Brief: Show all lines from the listing below that contain "right".

● ● ● ●

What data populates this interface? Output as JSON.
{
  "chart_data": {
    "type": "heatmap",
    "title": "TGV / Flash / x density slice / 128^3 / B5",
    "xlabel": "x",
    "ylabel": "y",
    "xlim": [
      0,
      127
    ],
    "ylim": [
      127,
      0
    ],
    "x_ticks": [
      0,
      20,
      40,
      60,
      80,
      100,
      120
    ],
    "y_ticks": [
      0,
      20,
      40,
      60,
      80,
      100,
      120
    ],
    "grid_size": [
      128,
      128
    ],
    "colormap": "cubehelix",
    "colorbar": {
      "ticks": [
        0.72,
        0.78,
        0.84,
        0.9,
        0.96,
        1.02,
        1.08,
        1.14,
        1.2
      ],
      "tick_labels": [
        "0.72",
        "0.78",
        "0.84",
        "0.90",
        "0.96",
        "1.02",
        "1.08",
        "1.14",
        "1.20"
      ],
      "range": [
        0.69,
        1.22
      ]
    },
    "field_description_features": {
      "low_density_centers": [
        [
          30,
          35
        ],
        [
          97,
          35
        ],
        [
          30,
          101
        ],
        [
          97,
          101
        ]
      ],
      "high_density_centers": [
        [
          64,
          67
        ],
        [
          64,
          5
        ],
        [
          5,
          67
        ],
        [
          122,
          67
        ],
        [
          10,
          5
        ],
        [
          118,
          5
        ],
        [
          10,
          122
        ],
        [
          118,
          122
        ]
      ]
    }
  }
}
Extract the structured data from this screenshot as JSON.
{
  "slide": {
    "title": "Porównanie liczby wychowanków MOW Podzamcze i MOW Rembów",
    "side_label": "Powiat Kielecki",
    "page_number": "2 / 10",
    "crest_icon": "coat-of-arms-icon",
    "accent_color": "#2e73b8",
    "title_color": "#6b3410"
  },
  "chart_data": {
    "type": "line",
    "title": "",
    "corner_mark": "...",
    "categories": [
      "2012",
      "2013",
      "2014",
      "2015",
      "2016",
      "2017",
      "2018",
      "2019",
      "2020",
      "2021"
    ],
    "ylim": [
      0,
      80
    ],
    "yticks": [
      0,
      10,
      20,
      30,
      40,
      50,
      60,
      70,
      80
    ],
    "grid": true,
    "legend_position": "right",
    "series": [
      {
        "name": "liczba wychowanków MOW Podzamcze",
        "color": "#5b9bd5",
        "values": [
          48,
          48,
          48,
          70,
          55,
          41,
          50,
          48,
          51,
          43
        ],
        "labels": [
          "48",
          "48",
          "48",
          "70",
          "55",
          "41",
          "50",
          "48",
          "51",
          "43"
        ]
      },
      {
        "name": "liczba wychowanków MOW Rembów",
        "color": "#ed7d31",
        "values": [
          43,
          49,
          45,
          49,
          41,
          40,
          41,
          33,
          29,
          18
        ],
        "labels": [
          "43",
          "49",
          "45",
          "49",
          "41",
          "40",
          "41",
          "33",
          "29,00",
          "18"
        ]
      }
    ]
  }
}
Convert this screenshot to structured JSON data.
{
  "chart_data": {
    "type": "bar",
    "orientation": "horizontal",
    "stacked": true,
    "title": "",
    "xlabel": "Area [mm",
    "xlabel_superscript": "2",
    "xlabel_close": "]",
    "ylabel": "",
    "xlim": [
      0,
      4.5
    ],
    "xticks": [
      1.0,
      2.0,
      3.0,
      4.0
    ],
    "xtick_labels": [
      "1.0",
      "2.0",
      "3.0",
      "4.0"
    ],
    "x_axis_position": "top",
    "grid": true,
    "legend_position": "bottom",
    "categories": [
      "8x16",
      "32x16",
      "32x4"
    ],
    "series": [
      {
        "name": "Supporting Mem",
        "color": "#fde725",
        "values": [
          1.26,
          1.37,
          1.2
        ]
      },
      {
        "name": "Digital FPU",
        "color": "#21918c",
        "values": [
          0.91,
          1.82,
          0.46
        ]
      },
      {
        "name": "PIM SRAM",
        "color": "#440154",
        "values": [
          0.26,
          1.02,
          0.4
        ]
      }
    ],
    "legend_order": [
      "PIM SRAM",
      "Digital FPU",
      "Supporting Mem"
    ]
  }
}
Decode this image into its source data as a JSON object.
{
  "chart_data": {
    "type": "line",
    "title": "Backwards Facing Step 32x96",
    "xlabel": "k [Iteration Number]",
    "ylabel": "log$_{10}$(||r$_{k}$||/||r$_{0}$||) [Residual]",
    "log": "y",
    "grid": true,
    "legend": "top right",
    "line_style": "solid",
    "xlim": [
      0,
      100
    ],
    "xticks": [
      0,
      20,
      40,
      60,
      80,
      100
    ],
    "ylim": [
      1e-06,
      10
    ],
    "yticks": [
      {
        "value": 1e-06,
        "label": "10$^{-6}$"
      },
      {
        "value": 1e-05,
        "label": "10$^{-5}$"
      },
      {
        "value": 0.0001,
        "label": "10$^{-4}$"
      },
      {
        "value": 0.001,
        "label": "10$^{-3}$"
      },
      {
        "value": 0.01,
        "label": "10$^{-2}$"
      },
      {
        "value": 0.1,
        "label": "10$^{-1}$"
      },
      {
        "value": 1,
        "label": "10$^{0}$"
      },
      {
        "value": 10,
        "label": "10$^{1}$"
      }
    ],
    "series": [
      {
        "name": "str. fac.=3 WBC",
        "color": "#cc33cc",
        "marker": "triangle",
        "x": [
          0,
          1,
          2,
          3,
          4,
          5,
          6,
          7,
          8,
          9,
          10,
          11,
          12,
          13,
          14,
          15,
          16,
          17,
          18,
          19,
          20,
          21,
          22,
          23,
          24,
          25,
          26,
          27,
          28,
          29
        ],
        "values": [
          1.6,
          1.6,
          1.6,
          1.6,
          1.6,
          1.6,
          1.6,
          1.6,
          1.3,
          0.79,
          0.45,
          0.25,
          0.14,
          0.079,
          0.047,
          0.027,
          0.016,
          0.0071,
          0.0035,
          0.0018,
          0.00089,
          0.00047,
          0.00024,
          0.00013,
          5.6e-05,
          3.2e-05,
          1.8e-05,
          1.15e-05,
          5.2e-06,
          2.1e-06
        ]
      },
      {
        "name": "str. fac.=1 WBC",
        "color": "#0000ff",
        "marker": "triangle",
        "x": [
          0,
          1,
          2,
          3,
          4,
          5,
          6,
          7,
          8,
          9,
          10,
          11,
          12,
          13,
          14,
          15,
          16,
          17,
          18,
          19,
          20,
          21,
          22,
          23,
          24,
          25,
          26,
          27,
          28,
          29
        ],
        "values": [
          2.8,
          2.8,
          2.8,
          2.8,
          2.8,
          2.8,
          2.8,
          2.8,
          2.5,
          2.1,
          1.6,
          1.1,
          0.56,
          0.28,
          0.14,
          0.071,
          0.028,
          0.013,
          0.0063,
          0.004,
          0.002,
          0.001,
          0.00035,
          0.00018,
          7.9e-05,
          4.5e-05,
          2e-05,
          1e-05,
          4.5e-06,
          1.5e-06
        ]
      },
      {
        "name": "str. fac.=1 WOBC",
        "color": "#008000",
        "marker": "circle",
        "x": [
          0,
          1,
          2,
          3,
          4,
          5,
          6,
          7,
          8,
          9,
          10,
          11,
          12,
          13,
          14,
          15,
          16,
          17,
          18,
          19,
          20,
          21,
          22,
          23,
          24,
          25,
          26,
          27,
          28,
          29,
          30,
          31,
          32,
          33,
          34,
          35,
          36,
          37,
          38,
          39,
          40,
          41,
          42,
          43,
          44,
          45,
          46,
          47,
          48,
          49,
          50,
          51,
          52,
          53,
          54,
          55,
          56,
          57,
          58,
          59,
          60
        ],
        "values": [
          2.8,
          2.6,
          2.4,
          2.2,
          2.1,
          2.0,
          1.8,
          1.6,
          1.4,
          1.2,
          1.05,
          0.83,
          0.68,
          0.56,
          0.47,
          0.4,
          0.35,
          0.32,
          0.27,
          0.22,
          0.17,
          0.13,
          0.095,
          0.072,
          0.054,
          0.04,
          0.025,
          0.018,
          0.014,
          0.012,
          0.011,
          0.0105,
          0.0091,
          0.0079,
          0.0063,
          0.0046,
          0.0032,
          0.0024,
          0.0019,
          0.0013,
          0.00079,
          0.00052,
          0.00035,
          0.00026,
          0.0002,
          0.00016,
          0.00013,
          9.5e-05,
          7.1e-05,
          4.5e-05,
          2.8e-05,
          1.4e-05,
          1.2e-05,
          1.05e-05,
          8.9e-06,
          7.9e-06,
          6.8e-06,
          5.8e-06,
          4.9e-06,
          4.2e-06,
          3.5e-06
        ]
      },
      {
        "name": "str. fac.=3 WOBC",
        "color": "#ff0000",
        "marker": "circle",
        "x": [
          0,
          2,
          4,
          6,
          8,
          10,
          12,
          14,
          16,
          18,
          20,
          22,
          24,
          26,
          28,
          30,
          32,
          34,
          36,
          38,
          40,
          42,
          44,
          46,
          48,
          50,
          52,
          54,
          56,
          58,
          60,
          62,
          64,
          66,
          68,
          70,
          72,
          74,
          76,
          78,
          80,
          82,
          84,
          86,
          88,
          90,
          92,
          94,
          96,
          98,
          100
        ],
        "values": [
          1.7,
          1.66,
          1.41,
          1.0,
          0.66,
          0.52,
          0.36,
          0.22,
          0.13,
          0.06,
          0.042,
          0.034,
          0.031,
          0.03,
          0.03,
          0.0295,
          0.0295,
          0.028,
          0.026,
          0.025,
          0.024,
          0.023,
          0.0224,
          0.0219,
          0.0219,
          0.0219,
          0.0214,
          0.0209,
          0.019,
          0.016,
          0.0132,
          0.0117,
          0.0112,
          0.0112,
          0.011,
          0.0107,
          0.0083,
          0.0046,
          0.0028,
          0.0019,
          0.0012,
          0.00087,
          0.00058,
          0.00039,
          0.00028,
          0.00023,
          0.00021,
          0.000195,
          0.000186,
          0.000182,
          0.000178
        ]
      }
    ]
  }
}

● ● ● ●

Task answer:
    "legend_position": "right",
    "legend": "top right",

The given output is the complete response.